TEXT FOR ANALYSIS
What is the position of all zeros of a minimum phase, Type 1 Linear Phase FIR Filter?

Question

Let me write down all the facts that I know of.

In context of the z plane:

1. Minimum phase system: All zeros and poles of such a system lie inside the unit circle.
2. Linear phase FIR filter: For every zero ($ z = z_0 $), its inverse ($ z = \frac{1}{z_0} $) is also a zero of this filter.
3. Real value coefficients FIR filter: For every zero, the complex conjugates are also zeros of the filter.

The first two facts match with the question but the third fact is unmentioned in the question.

Let $z_0 = re^{j\theta}$.

Then via fact 2: $z_0^{-1} = r^{-1}e^{-j\theta}$

From fact 1: $r < 1$

Hence if $z_0$ is inside the unit circle, then $z_0^{-1}$ must lay outside the unit circle. But this is not permissible.

Thus is it correct to say that such a filter has no zeros at all?

P.S It is mentioned that the filter is also low pass. So far, I failed to find this information of any use.

Answer 1

Your facts are correct and all make sense. The conjugate reciprocal of a pole or zero inside the unit circle will be outside of a unit circle.

What I think you may have missed is that a linear phase filter is NOT a minimum phase filter and therefore does not meet the first requirement. A linear phase filter will have zeros inside and outside the unit circle at conjugate reciprocal locations, and/or exactly on the unit circle. A minimum phase filter must have all poles and zeros strictly inside the unit circle.

Not all filters have real coefficients, but if the coefficients are real for any type of filter then as given in the third point any complex poles or zeros will appear in conjugate pairs.

There are also some important facts worth studying (and discussed on other posts here) specific to the four types of FIR filters (Type 1, Type 2, Type 3 and Type 4) with respect to their zeros.

WHAT NEEDS TO BE DONE
Rewrite the portion of the thread on minimum phase FIR filter zeros starting at "1. Minimum phase" and ending at "in the question.", swapping "unit circle" for "unit disk". The material that follows is separate from the thread on the zeros of a minimum phase FIR filter.

RECORDS PROVIDED
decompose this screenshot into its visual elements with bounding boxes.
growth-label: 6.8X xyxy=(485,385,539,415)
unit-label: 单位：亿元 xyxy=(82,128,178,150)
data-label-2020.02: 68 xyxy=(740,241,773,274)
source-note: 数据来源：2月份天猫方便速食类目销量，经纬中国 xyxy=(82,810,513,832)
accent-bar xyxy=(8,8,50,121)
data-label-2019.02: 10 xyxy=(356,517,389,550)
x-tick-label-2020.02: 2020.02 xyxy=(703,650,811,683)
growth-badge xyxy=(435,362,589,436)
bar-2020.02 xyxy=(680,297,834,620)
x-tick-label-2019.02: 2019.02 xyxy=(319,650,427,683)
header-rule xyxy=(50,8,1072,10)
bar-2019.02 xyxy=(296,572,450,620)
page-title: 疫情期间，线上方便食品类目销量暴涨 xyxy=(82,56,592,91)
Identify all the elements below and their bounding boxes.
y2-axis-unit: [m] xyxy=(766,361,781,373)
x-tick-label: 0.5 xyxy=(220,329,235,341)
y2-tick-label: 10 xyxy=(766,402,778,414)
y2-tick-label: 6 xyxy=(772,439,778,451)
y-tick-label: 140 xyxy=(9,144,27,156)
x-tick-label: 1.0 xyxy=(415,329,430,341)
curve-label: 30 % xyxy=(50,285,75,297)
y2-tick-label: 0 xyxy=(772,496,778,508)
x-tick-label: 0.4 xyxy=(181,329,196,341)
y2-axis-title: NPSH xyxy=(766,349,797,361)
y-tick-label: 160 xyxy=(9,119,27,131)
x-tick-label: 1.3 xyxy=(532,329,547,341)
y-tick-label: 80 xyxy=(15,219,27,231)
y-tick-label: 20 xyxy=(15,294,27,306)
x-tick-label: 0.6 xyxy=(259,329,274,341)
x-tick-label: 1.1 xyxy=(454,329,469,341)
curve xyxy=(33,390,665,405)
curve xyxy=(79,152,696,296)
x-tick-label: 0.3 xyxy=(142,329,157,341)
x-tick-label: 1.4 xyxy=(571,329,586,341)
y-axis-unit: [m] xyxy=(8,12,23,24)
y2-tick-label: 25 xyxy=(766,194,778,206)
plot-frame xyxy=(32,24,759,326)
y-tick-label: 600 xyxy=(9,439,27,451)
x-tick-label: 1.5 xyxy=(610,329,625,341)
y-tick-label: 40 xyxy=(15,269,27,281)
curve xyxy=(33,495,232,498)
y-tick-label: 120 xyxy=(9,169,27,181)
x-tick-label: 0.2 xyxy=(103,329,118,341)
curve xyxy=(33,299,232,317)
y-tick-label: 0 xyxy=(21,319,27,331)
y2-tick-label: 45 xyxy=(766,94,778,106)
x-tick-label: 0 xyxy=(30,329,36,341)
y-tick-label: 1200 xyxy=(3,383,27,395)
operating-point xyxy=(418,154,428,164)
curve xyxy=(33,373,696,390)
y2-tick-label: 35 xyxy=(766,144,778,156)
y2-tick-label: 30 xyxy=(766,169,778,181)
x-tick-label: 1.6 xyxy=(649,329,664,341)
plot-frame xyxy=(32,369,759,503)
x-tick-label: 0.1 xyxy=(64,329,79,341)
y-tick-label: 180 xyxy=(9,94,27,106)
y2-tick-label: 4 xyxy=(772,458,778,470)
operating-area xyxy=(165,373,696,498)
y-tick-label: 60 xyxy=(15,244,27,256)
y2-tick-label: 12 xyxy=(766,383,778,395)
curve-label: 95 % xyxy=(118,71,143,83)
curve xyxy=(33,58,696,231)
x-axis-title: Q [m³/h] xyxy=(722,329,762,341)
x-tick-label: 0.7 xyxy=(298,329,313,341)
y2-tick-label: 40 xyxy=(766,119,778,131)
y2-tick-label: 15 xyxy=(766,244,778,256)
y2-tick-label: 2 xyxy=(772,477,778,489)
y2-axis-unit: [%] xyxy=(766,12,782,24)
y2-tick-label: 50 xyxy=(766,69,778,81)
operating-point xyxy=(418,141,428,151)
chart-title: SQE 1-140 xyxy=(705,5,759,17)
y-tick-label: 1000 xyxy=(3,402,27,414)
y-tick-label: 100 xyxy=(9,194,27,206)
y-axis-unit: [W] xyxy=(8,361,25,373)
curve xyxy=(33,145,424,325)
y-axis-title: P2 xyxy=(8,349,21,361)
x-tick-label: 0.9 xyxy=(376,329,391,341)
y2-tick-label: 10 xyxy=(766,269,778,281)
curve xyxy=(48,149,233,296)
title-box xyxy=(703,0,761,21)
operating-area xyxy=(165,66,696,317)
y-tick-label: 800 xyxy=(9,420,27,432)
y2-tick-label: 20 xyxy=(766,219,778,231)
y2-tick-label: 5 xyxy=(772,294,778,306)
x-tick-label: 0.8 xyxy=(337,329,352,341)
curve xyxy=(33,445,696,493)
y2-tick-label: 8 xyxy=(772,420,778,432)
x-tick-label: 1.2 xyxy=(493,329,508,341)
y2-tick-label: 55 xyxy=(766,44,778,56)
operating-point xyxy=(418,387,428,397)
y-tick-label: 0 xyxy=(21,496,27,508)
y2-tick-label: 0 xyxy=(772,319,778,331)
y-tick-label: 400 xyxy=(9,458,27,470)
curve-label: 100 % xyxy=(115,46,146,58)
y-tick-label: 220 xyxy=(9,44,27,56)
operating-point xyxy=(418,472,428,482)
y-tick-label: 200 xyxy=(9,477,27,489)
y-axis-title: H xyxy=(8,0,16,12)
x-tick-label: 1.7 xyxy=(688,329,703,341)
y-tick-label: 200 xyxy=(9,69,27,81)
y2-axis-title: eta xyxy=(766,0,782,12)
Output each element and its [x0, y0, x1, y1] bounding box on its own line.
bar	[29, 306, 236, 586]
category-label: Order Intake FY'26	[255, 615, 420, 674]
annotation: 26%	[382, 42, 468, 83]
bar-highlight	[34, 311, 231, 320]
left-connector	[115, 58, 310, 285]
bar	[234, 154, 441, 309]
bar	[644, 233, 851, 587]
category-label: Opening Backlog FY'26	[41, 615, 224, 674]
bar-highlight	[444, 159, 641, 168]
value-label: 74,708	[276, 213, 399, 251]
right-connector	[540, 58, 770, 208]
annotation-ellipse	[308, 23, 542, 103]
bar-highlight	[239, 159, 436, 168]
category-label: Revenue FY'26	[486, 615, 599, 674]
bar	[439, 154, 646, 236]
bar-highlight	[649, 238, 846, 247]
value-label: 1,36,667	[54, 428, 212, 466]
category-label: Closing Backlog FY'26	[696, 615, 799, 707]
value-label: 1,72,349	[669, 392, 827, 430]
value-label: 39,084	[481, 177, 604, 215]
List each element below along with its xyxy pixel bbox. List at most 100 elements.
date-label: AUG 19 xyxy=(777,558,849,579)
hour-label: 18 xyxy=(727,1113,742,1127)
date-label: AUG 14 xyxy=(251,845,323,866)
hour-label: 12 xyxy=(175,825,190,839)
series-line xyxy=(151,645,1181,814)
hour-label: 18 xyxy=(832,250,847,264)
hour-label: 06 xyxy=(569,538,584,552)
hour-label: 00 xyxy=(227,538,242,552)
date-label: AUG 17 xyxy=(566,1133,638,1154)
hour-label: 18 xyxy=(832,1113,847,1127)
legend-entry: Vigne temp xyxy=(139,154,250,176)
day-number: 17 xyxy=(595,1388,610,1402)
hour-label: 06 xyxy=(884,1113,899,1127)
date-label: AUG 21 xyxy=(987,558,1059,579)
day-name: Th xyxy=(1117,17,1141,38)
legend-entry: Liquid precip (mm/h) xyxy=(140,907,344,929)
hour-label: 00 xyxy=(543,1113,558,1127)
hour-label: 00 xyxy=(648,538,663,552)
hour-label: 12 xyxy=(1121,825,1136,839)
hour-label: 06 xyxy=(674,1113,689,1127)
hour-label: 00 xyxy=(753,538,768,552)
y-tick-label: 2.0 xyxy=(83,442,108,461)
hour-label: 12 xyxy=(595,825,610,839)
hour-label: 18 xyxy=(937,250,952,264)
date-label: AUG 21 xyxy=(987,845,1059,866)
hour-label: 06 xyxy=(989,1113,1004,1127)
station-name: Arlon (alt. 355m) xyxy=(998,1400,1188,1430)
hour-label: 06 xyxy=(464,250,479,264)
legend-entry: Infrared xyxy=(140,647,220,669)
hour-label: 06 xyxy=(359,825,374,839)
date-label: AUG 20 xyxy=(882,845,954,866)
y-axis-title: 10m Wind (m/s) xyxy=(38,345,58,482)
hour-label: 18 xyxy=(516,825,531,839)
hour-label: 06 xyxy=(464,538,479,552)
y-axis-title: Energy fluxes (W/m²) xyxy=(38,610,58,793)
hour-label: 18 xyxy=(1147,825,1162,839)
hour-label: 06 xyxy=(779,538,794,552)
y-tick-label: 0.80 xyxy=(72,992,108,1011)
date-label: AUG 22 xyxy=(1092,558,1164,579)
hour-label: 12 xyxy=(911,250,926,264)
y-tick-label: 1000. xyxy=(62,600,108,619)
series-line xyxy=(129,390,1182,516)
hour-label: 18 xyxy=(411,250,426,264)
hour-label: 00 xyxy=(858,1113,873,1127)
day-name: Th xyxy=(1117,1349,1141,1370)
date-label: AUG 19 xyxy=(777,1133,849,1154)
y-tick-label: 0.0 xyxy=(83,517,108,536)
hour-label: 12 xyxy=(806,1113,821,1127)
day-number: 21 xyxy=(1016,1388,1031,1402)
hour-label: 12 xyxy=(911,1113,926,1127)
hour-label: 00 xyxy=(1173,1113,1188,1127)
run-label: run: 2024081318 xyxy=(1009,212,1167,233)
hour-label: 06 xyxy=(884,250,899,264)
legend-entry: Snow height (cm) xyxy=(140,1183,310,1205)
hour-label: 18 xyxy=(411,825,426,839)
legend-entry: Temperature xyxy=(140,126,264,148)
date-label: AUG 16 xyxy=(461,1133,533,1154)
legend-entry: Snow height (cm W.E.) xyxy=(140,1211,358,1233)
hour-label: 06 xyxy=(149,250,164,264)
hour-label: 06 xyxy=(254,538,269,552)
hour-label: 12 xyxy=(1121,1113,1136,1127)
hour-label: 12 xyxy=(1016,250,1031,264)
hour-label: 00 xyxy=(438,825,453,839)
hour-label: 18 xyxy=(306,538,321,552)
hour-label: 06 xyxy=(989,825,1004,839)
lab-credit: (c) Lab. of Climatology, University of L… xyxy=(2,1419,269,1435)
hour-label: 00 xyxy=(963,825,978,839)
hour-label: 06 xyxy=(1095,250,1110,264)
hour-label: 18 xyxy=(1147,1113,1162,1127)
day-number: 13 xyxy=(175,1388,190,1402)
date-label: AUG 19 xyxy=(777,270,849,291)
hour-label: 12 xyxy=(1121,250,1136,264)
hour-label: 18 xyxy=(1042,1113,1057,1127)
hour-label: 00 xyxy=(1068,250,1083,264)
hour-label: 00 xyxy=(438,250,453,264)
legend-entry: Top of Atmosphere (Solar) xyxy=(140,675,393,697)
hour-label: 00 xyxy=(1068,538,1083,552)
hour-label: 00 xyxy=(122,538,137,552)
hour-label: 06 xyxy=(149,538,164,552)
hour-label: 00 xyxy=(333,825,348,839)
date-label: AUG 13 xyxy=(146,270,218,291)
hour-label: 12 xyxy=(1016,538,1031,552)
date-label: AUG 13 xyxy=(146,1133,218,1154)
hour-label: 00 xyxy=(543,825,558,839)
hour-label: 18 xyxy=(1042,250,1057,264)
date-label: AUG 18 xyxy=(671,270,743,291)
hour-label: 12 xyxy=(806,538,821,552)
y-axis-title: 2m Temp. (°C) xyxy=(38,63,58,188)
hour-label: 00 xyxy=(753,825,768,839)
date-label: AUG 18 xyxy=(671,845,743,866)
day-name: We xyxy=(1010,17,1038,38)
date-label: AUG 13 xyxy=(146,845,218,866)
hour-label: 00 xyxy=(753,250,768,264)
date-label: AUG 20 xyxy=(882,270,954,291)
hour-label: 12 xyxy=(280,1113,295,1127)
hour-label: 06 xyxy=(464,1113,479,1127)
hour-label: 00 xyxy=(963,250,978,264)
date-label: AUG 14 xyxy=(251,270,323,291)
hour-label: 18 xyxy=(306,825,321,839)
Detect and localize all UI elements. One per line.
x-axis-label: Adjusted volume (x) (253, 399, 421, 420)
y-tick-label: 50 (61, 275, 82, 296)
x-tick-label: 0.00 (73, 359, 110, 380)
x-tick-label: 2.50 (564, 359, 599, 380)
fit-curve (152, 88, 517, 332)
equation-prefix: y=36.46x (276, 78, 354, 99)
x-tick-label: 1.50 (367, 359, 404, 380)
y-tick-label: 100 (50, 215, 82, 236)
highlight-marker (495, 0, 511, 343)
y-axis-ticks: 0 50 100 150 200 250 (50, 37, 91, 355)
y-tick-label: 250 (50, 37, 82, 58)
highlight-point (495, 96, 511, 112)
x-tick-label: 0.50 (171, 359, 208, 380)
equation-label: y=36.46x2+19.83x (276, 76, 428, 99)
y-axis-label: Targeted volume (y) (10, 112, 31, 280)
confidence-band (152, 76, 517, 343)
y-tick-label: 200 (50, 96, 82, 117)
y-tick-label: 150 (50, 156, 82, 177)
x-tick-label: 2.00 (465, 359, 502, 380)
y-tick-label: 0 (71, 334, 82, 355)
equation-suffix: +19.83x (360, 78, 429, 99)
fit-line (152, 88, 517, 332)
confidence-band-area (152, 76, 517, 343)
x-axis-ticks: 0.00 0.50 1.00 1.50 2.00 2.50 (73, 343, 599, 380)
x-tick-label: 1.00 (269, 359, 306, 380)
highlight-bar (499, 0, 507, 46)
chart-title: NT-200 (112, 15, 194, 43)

ANSWER SPACE
1. Minimum phase system: All zeros and poles of such a system lie inside the unit disk.
2. Linear phase FIR filter: For every zero ($ z = z_0 $), its inverse ($ z = \frac{1}{z_0} $) is also a zero of this filter.
3. Real value coefficients FIR filter: For every zero, the complex conjugates are also zeros of the filter.

The first two facts match with the question but the third fact is unmentioned in the question.